** Begin Exercise materials **
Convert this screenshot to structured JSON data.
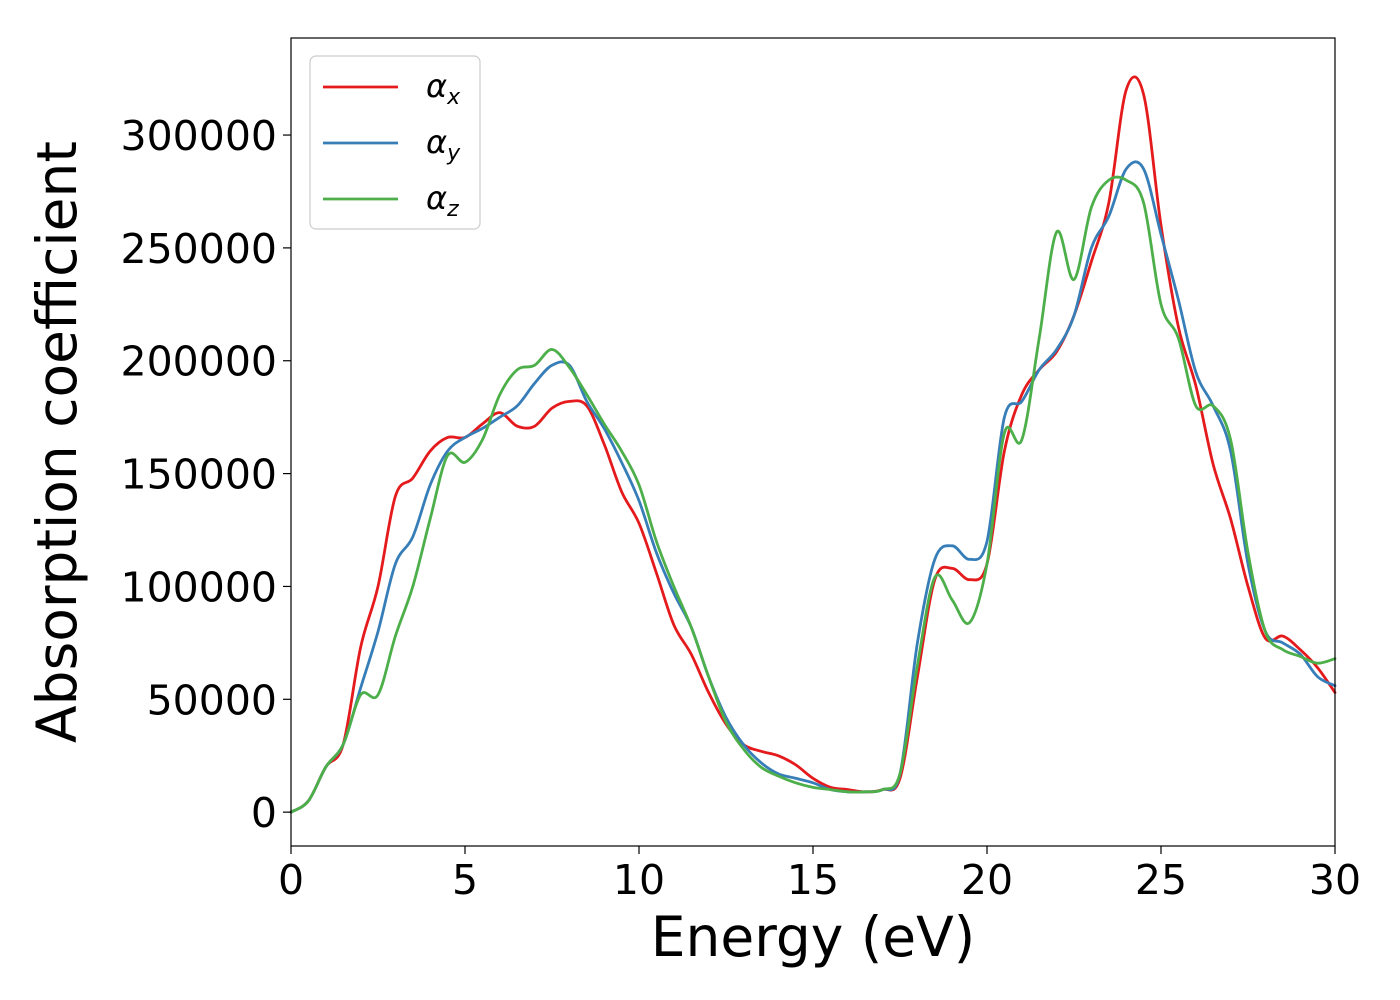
{
  "chart_data": {
    "type": "line",
    "title": "",
    "xlabel": "Energy (eV)",
    "ylabel": "Absorption coefficient",
    "xlim": [
      0,
      30
    ],
    "ylim": [
      -15000,
      343000
    ],
    "xticks": [
      0,
      5,
      10,
      15,
      20,
      25,
      30
    ],
    "yticks": [
      0,
      50000,
      100000,
      150000,
      200000,
      250000,
      300000
    ],
    "grid": false,
    "legend": "top-left",
    "series": [
      {
        "name": "α_x",
        "label_main": "α",
        "label_sub": "x",
        "color": "#e41a1c",
        "points": [
          [
            0,
            0
          ],
          [
            0.5,
            5000
          ],
          [
            1.0,
            20000
          ],
          [
            1.5,
            30000
          ],
          [
            2.0,
            73000
          ],
          [
            2.5,
            100000
          ],
          [
            3.0,
            140000
          ],
          [
            3.5,
            148000
          ],
          [
            4.0,
            160000
          ],
          [
            4.5,
            166000
          ],
          [
            5.0,
            166000
          ],
          [
            5.5,
            172000
          ],
          [
            6.0,
            177000
          ],
          [
            6.5,
            171000
          ],
          [
            7.0,
            171000
          ],
          [
            7.5,
            179000
          ],
          [
            8.0,
            182000
          ],
          [
            8.5,
            180000
          ],
          [
            9.0,
            163000
          ],
          [
            9.5,
            142000
          ],
          [
            10.0,
            128000
          ],
          [
            10.5,
            106000
          ],
          [
            11.0,
            83000
          ],
          [
            11.5,
            70000
          ],
          [
            12.0,
            53000
          ],
          [
            12.5,
            39000
          ],
          [
            13.0,
            30000
          ],
          [
            13.5,
            27000
          ],
          [
            14.0,
            25000
          ],
          [
            14.5,
            21000
          ],
          [
            15.0,
            15000
          ],
          [
            15.5,
            11000
          ],
          [
            16.0,
            10000
          ],
          [
            16.5,
            9000
          ],
          [
            17.0,
            10000
          ],
          [
            17.5,
            15000
          ],
          [
            18.0,
            60000
          ],
          [
            18.5,
            103000
          ],
          [
            19.0,
            108000
          ],
          [
            19.5,
            103000
          ],
          [
            20.0,
            110000
          ],
          [
            20.5,
            160000
          ],
          [
            21.0,
            185000
          ],
          [
            21.5,
            196000
          ],
          [
            22.0,
            204000
          ],
          [
            22.5,
            220000
          ],
          [
            23.0,
            244000
          ],
          [
            23.5,
            270000
          ],
          [
            24.0,
            320000
          ],
          [
            24.5,
            318000
          ],
          [
            25.0,
            260000
          ],
          [
            25.5,
            215000
          ],
          [
            26.0,
            189000
          ],
          [
            26.5,
            154000
          ],
          [
            27.0,
            130000
          ],
          [
            27.5,
            100000
          ],
          [
            28.0,
            77000
          ],
          [
            28.5,
            78000
          ],
          [
            29.0,
            72000
          ],
          [
            29.5,
            64000
          ],
          [
            30.0,
            53000
          ]
        ]
      },
      {
        "name": "α_y",
        "label_main": "α",
        "label_sub": "y",
        "color": "#377eb8",
        "points": [
          [
            0,
            0
          ],
          [
            0.5,
            5000
          ],
          [
            1.0,
            20000
          ],
          [
            1.5,
            30000
          ],
          [
            2.0,
            55000
          ],
          [
            2.5,
            80000
          ],
          [
            3.0,
            110000
          ],
          [
            3.5,
            122000
          ],
          [
            4.0,
            145000
          ],
          [
            4.5,
            160000
          ],
          [
            5.0,
            166000
          ],
          [
            5.5,
            170000
          ],
          [
            6.0,
            175000
          ],
          [
            6.5,
            180000
          ],
          [
            7.0,
            190000
          ],
          [
            7.5,
            198000
          ],
          [
            8.0,
            198000
          ],
          [
            8.5,
            182000
          ],
          [
            9.0,
            170000
          ],
          [
            9.5,
            155000
          ],
          [
            10.0,
            138000
          ],
          [
            10.5,
            115000
          ],
          [
            11.0,
            97000
          ],
          [
            11.5,
            82000
          ],
          [
            12.0,
            60000
          ],
          [
            12.5,
            42000
          ],
          [
            13.0,
            30000
          ],
          [
            13.5,
            22000
          ],
          [
            14.0,
            17000
          ],
          [
            14.5,
            15000
          ],
          [
            15.0,
            13000
          ],
          [
            15.5,
            10000
          ],
          [
            16.0,
            9000
          ],
          [
            16.5,
            9000
          ],
          [
            17.0,
            10000
          ],
          [
            17.5,
            17000
          ],
          [
            18.0,
            75000
          ],
          [
            18.5,
            112000
          ],
          [
            19.0,
            118000
          ],
          [
            19.5,
            112000
          ],
          [
            20.0,
            120000
          ],
          [
            20.5,
            175000
          ],
          [
            21.0,
            182000
          ],
          [
            21.5,
            196000
          ],
          [
            22.0,
            205000
          ],
          [
            22.5,
            220000
          ],
          [
            23.0,
            250000
          ],
          [
            23.5,
            264000
          ],
          [
            24.0,
            285000
          ],
          [
            24.5,
            285000
          ],
          [
            25.0,
            256000
          ],
          [
            25.5,
            227000
          ],
          [
            26.0,
            195000
          ],
          [
            26.5,
            180000
          ],
          [
            27.0,
            160000
          ],
          [
            27.5,
            110000
          ],
          [
            28.0,
            80000
          ],
          [
            28.5,
            75000
          ],
          [
            29.0,
            70000
          ],
          [
            29.5,
            60000
          ],
          [
            30.0,
            56000
          ]
        ]
      },
      {
        "name": "α_z",
        "label_main": "α",
        "label_sub": "z",
        "color": "#4daf4a",
        "points": [
          [
            0,
            0
          ],
          [
            0.5,
            5000
          ],
          [
            1.0,
            20000
          ],
          [
            1.5,
            30000
          ],
          [
            2.0,
            52000
          ],
          [
            2.5,
            52000
          ],
          [
            3.0,
            78000
          ],
          [
            3.5,
            100000
          ],
          [
            4.0,
            130000
          ],
          [
            4.5,
            158000
          ],
          [
            5.0,
            155000
          ],
          [
            5.5,
            165000
          ],
          [
            6.0,
            185000
          ],
          [
            6.5,
            196000
          ],
          [
            7.0,
            198000
          ],
          [
            7.5,
            205000
          ],
          [
            8.0,
            197000
          ],
          [
            8.5,
            185000
          ],
          [
            9.0,
            172000
          ],
          [
            9.5,
            160000
          ],
          [
            10.0,
            145000
          ],
          [
            10.5,
            120000
          ],
          [
            11.0,
            100000
          ],
          [
            11.5,
            82000
          ],
          [
            12.0,
            60000
          ],
          [
            12.5,
            40000
          ],
          [
            13.0,
            28000
          ],
          [
            13.5,
            20000
          ],
          [
            14.0,
            16000
          ],
          [
            14.5,
            13000
          ],
          [
            15.0,
            11000
          ],
          [
            15.5,
            10000
          ],
          [
            16.0,
            9000
          ],
          [
            16.5,
            9000
          ],
          [
            17.0,
            10000
          ],
          [
            17.5,
            17000
          ],
          [
            18.0,
            65000
          ],
          [
            18.5,
            104000
          ],
          [
            19.0,
            94000
          ],
          [
            19.5,
            84000
          ],
          [
            20.0,
            110000
          ],
          [
            20.5,
            168000
          ],
          [
            21.0,
            165000
          ],
          [
            21.5,
            210000
          ],
          [
            22.0,
            257000
          ],
          [
            22.5,
            236000
          ],
          [
            23.0,
            268000
          ],
          [
            23.5,
            280000
          ],
          [
            24.0,
            280000
          ],
          [
            24.5,
            270000
          ],
          [
            25.0,
            225000
          ],
          [
            25.5,
            210000
          ],
          [
            26.0,
            180000
          ],
          [
            26.5,
            180000
          ],
          [
            27.0,
            165000
          ],
          [
            27.5,
            115000
          ],
          [
            28.0,
            80000
          ],
          [
            28.5,
            72000
          ],
          [
            29.0,
            69000
          ],
          [
            29.5,
            66000
          ],
          [
            30.0,
            68000
          ]
        ]
      }
    ]
  }
}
** End Exercise materials **
→ Prompt:
Extract from the data every line where "color" shows up.

→ The output:
        "color": "#e41a1c",
        "color": "#377eb8",
        "color": "#4daf4a",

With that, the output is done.